Data extracted from a collection
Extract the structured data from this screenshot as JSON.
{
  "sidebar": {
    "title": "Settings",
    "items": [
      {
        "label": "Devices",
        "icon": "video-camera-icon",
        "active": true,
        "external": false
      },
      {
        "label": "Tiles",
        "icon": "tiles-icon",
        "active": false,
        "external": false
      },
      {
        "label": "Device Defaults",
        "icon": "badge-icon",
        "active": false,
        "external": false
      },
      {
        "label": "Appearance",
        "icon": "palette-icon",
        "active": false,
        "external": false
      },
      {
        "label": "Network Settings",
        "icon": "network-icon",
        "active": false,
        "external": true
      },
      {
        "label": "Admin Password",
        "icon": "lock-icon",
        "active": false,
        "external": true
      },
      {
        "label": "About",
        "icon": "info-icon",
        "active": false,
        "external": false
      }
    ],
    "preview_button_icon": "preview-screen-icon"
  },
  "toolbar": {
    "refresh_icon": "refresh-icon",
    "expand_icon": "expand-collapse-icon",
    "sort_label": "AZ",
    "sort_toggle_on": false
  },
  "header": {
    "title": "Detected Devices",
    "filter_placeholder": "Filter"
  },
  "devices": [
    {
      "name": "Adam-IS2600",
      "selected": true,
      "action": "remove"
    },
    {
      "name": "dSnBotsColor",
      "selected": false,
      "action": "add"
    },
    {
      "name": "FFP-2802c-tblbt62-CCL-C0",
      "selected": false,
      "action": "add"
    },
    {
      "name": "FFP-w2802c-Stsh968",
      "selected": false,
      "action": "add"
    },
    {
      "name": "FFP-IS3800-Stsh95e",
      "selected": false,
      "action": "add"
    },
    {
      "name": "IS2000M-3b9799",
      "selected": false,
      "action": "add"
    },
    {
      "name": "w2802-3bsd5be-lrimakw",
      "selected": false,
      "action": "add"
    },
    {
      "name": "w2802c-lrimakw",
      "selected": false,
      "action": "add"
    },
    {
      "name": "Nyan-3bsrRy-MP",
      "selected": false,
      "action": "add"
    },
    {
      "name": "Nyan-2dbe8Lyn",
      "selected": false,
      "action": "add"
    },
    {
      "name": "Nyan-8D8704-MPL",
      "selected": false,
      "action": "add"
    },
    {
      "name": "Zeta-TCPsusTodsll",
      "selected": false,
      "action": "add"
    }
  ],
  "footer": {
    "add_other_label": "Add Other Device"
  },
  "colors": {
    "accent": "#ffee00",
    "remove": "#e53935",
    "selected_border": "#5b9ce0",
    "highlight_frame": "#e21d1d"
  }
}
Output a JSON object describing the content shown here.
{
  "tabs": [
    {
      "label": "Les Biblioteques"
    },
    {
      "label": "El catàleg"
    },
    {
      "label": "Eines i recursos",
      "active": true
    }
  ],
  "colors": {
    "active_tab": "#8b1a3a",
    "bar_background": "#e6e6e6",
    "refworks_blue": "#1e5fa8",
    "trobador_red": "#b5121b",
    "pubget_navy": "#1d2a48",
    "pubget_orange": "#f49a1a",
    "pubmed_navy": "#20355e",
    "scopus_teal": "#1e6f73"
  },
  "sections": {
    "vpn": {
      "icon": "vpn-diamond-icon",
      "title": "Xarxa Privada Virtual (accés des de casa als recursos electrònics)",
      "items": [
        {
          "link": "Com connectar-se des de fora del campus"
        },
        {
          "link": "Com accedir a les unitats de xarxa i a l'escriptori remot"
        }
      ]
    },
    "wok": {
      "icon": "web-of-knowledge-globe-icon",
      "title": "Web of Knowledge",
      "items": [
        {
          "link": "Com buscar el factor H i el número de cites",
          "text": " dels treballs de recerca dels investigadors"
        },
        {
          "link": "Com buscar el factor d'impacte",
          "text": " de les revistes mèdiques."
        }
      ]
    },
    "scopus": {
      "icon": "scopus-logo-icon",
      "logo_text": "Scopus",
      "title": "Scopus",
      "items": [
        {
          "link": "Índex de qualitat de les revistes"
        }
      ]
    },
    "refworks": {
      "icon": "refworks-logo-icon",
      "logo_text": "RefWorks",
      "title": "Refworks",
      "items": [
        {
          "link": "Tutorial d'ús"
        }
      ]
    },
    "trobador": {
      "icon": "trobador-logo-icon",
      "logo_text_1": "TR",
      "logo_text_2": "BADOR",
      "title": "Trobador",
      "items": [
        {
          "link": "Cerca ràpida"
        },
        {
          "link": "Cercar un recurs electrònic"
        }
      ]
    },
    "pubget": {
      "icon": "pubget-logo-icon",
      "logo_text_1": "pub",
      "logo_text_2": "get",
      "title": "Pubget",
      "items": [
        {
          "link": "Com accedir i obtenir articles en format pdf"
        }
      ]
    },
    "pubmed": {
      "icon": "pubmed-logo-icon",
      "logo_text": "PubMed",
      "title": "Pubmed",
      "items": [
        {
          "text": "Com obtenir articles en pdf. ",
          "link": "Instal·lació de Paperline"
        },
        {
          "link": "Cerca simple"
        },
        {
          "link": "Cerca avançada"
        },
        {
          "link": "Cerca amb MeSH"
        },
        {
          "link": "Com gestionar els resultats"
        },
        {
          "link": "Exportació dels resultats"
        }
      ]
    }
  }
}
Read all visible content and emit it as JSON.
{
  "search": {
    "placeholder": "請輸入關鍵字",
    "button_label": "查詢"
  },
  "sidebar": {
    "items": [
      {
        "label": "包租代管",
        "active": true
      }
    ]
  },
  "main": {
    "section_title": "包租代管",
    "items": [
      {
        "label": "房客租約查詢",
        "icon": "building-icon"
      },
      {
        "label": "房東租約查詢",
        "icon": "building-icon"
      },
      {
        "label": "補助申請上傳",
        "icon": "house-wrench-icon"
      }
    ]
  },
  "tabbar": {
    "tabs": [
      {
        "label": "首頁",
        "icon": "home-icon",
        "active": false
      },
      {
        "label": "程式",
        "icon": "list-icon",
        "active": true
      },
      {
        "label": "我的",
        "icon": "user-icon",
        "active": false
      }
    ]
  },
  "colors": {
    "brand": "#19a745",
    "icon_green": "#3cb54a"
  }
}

### TASK STATEMENT
Copy the entries above exactly, leaving none out.

### RESULT OF THE EXERCISE
Extract the structured data from this screenshot as JSON.
{
  "sidebar": {
    "title": "Settings",
    "items": [
      {
        "label": "Devices",
        "icon": "video-camera-icon",
        "active": true,
        "external": false
      },
      {
        "label": "Tiles",
        "icon": "tiles-icon",
        "active": false,
        "external": false
      },
      {
        "label": "Device Defaults",
        "icon": "badge-icon",
        "active": false,
        "external": false
      },
      {
        "label": "Appearance",
        "icon": "palette-icon",
        "active": false,
        "external": false
      },
      {
        "label": "Network Settings",
        "icon": "network-icon",
        "active": false,
        "external": true
      },
      {
        "label": "Admin Password",
        "icon": "lock-icon",
        "active": false,
        "external": true
      },
      {
        "label": "About",
        "icon": "info-icon",
        "active": false,
        "external": false
      }
    ],
    "preview_button_icon": "preview-screen-icon"
  },
  "toolbar": {
    "refresh_icon": "refresh-icon",
    "expand_icon": "expand-collapse-icon",
    "sort_label": "AZ",
    "sort_toggle_on": false
  },
  "header": {
    "title": "Detected Devices",
    "filter_placeholder": "Filter"
  },
  "devices": [
    {
      "name": "Adam-IS2600",
      "selected": true,
      "action": "remove"
    },
    {
      "name": "dSnBotsColor",
      "selected": false,
      "action": "add"
    },
    {
      "name": "FFP-2802c-tblbt62-CCL-C0",
      "selected": false,
      "action": "add"
    },
    {
      "name": "FFP-w2802c-Stsh968",
      "selected": false,
      "action": "add"
    },
    {
      "name": "FFP-IS3800-Stsh95e",
      "selected": false,
      "action": "add"
    },
    {
      "name": "IS2000M-3b9799",
      "selected": false,
      "action": "add"
    },
    {
      "name": "w2802-3bsd5be-lrimakw",
      "selected": false,
      "action": "add"
    },
    {
      "name": "w2802c-lrimakw",
      "selected": false,
      "action": "add"
    },
    {
      "name": "Nyan-3bsrRy-MP",
      "selected": false,
      "action": "add"
    },
    {
      "name": "Nyan-2dbe8Lyn",
      "selected": false,
      "action": "add"
    },
    {
      "name": "Nyan-8D8704-MPL",
      "selected": false,
      "action": "add"
    },
    {
      "name": "Zeta-TCPsusTodsll",
      "selected": false,
      "action": "add"
    }
  ],
  "footer": {
    "add_other_label": "Add Other Device"
  },
  "colors": {
    "accent": "#ffee00",
    "remove": "#e53935",
    "selected_border": "#5b9ce0",
    "highlight_frame": "#e21d1d"
  }
}
Output a JSON object describing the content shown here.
{
  "tabs": [
    {
      "label": "Les Biblioteques"
    },
    {
      "label": "El catàleg"
    },
    {
      "label": "Eines i recursos",
      "active": true
    }
  ],
  "colors": {
    "active_tab": "#8b1a3a",
    "bar_background": "#e6e6e6",
    "refworks_blue": "#1e5fa8",
    "trobador_red": "#b5121b",
    "pubget_navy": "#1d2a48",
    "pubget_orange": "#f49a1a",
    "pubmed_navy": "#20355e",
    "scopus_teal": "#1e6f73"
  },
  "sections": {
    "vpn": {
      "icon": "vpn-diamond-icon",
      "title": "Xarxa Privada Virtual (accés des de casa als recursos electrònics)",
      "items": [
        {
          "link": "Com connectar-se des de fora del campus"
        },
        {
          "link": "Com accedir a les unitats de xarxa i a l'escriptori remot"
        }
      ]
    },
    "wok": {
      "icon": "web-of-knowledge-globe-icon",
      "title": "Web of Knowledge",
      "items": [
        {
          "link": "Com buscar el factor H i el número de cites",
          "text": " dels treballs de recerca dels investigadors"
        },
        {
          "link": "Com buscar el factor d'impacte",
          "text": " de les revistes mèdiques."
        }
      ]
    },
    "scopus": {
      "icon": "scopus-logo-icon",
      "logo_text": "Scopus",
      "title": "Scopus",
      "items": [
        {
          "link": "Índex de qualitat de les revistes"
        }
      ]
    },
    "refworks": {
      "icon": "refworks-logo-icon",
      "logo_text": "RefWorks",
      "title": "Refworks",
      "items": [
        {
          "link": "Tutorial d'ús"
        }
      ]
    },
    "trobador": {
      "icon": "trobador-logo-icon",
      "logo_text_1": "TR",
      "logo_text_2": "BADOR",
      "title": "Trobador",
      "items": [
        {
          "link": "Cerca ràpida"
        },
        {
          "link": "Cercar un recurs electrònic"
        }
      ]
    },
    "pubget": {
      "icon": "pubget-logo-icon",
      "logo_text_1": "pub",
      "logo_text_2": "get",
      "title": "Pubget",
      "items": [
        {
          "link": "Com accedir i obtenir articles en format pdf"
        }
      ]
    },
    "pubmed": {
      "icon": "pubmed-logo-icon",
      "logo_text": "PubMed",
      "title": "Pubmed",
      "items": [
        {
          "text": "Com obtenir articles en pdf. ",
          "link": "Instal·lació de Paperline"
        },
        {
          "link": "Cerca simple"
        },
        {
          "link": "Cerca avançada"
        },
        {
          "link": "Cerca amb MeSH"
        },
        {
          "link": "Com gestionar els resultats"
        },
        {
          "link": "Exportació dels resultats"
        }
      ]
    }
  }
}
Read all visible content and emit it as JSON.
{
  "search": {
    "placeholder": "請輸入關鍵字",
    "button_label": "查詢"
  },
  "sidebar": {
    "items": [
      {
        "label": "包租代管",
        "active": true
      }
    ]
  },
  "main": {
    "section_title": "包租代管",
    "items": [
      {
        "label": "房客租約查詢",
        "icon": "building-icon"
      },
      {
        "label": "房東租約查詢",
        "icon": "building-icon"
      },
      {
        "label": "補助申請上傳",
        "icon": "house-wrench-icon"
      }
    ]
  },
  "tabbar": {
    "tabs": [
      {
        "label": "首頁",
        "icon": "home-icon",
        "active": false
      },
      {
        "label": "程式",
        "icon": "list-icon",
        "active": true
      },
      {
        "label": "我的",
        "icon": "user-icon",
        "active": false
      }
    ]
  },
  "colors": {
    "brand": "#19a745",
    "icon_green": "#3cb54a"
  }
}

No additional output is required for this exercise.